§ **GOAL**: Lay out as a Markdown table with columns No. and Line the part of the rows that opens with the line containing "candle-body [303,753,308,761]" and closes with the line containing "trend-down-icon [1191,324,1207,334]", skipping any blank lines. Number each line in order in the first column.
━━━ RECORDS FOR PROCESSING
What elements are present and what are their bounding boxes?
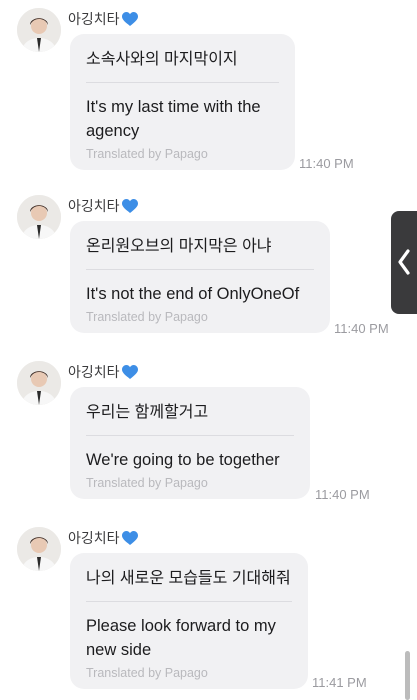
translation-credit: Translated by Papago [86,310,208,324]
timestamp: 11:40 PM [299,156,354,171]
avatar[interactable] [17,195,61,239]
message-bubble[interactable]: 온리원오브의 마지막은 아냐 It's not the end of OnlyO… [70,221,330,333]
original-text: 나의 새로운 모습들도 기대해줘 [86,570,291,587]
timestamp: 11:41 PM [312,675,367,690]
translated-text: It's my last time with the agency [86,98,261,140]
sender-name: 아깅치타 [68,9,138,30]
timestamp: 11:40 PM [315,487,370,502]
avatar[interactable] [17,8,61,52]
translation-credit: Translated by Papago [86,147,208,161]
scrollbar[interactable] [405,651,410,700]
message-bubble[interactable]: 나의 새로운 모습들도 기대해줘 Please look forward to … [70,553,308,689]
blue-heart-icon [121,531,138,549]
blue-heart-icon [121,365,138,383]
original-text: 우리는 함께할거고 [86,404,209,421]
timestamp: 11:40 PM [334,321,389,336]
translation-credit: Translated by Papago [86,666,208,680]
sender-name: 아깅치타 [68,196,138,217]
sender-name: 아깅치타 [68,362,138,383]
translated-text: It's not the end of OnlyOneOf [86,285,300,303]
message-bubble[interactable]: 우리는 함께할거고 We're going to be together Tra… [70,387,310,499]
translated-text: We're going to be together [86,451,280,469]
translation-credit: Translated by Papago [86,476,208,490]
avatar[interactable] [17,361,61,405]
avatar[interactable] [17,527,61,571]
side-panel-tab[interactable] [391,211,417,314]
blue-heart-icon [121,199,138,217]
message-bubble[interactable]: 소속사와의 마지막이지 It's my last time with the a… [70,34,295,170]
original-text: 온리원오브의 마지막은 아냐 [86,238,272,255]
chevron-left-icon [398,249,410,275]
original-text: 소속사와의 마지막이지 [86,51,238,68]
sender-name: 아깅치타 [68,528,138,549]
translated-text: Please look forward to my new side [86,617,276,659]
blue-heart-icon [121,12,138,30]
━━━━━━
━━━ RECORDS FOR PROCESSING
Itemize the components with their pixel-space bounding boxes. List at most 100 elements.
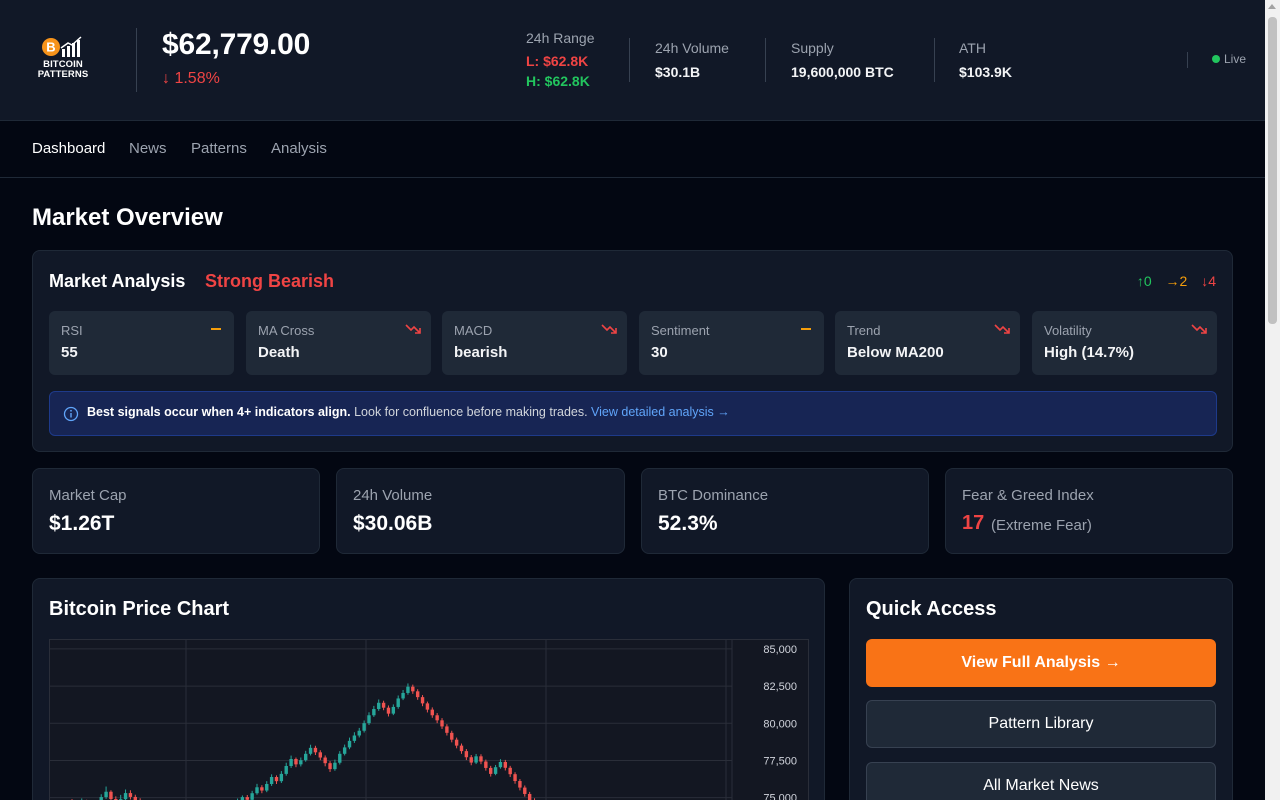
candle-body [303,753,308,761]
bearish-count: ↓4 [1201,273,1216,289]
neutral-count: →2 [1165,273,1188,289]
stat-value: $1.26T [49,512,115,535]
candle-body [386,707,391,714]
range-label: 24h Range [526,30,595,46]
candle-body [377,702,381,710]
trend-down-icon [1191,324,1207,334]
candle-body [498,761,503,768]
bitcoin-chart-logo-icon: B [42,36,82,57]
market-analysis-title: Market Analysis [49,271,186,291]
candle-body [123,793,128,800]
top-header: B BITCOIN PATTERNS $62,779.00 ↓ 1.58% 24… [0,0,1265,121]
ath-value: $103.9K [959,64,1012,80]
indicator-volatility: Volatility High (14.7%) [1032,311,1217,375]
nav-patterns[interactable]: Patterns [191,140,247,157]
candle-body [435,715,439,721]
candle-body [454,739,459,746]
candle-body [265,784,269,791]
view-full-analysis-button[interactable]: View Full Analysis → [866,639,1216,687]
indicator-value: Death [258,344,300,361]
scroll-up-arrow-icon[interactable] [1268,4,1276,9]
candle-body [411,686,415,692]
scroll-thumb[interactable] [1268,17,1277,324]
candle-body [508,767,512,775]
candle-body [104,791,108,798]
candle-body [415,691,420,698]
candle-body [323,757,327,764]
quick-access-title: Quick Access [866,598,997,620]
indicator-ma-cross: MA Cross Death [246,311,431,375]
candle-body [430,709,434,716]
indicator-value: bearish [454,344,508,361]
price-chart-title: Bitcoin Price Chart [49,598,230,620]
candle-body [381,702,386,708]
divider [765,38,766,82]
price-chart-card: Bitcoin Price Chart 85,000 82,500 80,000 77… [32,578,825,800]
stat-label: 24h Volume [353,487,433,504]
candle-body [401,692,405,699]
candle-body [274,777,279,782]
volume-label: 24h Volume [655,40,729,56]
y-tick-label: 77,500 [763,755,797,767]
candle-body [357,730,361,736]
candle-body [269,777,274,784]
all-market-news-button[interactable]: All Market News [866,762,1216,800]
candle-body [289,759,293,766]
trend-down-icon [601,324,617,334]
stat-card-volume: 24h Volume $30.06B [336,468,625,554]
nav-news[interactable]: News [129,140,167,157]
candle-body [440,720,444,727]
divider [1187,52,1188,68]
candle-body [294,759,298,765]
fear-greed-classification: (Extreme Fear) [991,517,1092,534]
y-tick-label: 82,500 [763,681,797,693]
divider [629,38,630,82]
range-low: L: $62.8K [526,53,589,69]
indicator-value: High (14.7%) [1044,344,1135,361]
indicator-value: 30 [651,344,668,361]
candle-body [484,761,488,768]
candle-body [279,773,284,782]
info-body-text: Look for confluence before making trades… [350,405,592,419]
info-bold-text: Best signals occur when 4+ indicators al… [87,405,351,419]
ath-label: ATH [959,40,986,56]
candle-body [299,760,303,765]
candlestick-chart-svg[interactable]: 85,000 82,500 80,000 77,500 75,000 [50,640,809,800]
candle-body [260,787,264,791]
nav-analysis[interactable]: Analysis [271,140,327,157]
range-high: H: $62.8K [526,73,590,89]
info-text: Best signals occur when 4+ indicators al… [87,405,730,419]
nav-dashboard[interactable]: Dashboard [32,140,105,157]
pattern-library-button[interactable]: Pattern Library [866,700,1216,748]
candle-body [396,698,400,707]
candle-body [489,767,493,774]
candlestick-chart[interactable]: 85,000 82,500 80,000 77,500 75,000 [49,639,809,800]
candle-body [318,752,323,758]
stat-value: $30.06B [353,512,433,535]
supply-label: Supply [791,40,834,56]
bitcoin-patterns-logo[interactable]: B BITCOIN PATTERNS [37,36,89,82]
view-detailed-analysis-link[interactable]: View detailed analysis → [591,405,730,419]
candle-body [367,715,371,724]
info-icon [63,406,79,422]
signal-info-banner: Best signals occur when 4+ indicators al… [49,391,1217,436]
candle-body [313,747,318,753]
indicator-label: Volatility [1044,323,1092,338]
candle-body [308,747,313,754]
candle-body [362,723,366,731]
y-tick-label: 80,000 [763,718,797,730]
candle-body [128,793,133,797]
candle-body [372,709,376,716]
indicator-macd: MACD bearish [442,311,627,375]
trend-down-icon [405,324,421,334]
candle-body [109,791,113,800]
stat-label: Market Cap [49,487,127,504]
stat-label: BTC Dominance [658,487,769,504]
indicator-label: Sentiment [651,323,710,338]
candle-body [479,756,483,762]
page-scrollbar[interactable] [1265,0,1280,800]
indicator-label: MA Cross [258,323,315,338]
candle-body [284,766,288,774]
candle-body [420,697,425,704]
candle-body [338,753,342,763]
━━━━━━
§ **EXERCISE OUTPUT**:
| No. | Line |
|---|---|
| 1 | candle-body [303,753,308,761] |
| 2 | bearish-count: ↓4 [1201,273,1216,289] |
| 3 | neutral-count: →2 [1165,273,1188,289] |
| 4 | stat-value: $1.26T [49,512,115,535] |
| 5 | candle-body [386,707,391,714] |
| 6 | range-label: 24h Range [526,30,595,46] |
| 7 | candle-body [377,702,381,710] |
| 8 | trend-down-icon [1191,324,1207,334] |